>>>>

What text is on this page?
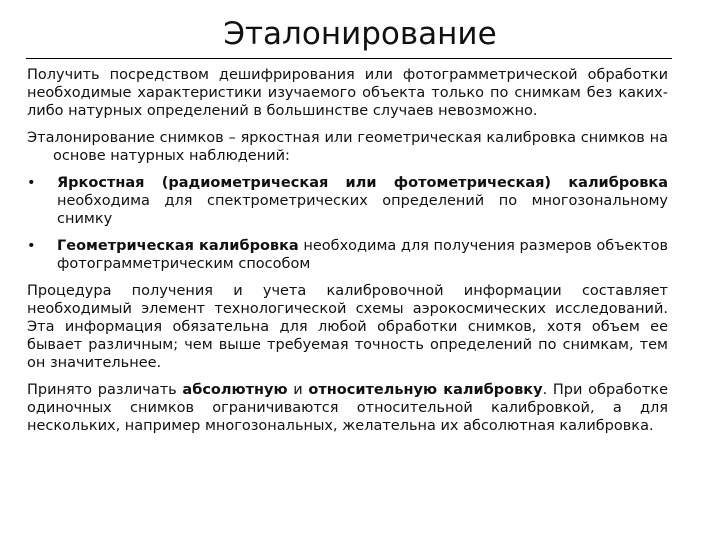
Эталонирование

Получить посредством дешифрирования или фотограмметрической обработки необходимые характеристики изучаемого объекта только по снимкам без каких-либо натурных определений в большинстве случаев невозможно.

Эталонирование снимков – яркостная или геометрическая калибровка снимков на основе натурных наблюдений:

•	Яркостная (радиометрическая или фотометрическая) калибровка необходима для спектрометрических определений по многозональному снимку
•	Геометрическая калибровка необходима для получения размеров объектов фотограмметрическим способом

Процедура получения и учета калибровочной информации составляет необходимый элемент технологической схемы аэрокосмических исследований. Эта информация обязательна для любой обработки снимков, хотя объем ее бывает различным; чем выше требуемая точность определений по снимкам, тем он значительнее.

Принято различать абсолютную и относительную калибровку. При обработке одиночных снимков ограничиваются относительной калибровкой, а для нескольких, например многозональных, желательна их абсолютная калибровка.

<<<<
>>>>

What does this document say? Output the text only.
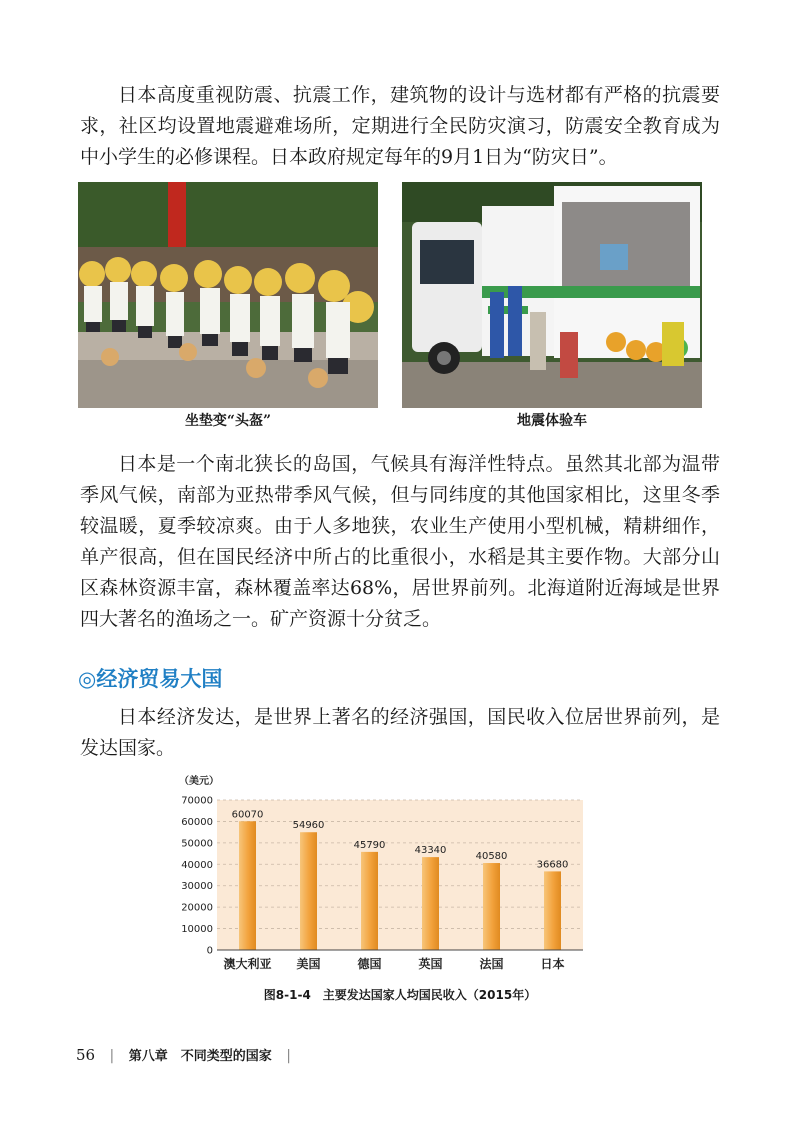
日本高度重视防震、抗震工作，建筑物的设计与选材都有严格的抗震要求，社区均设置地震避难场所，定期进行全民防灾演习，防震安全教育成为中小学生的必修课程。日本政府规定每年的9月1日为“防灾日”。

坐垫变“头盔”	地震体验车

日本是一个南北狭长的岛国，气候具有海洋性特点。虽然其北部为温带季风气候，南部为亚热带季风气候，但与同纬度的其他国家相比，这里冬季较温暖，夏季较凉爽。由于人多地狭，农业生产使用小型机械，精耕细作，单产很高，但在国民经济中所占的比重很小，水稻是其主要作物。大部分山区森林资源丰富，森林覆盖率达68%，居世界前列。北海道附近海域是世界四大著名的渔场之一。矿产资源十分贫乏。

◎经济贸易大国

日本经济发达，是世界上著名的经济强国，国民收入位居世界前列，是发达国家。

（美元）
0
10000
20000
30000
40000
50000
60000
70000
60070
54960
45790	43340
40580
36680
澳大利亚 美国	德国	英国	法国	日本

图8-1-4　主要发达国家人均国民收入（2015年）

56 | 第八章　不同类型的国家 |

<<<<

#### What is asked
Go through the records and copy each line with "this" in it.

#### Exercise response
What text is on this page?
What does this document say? Output the text only.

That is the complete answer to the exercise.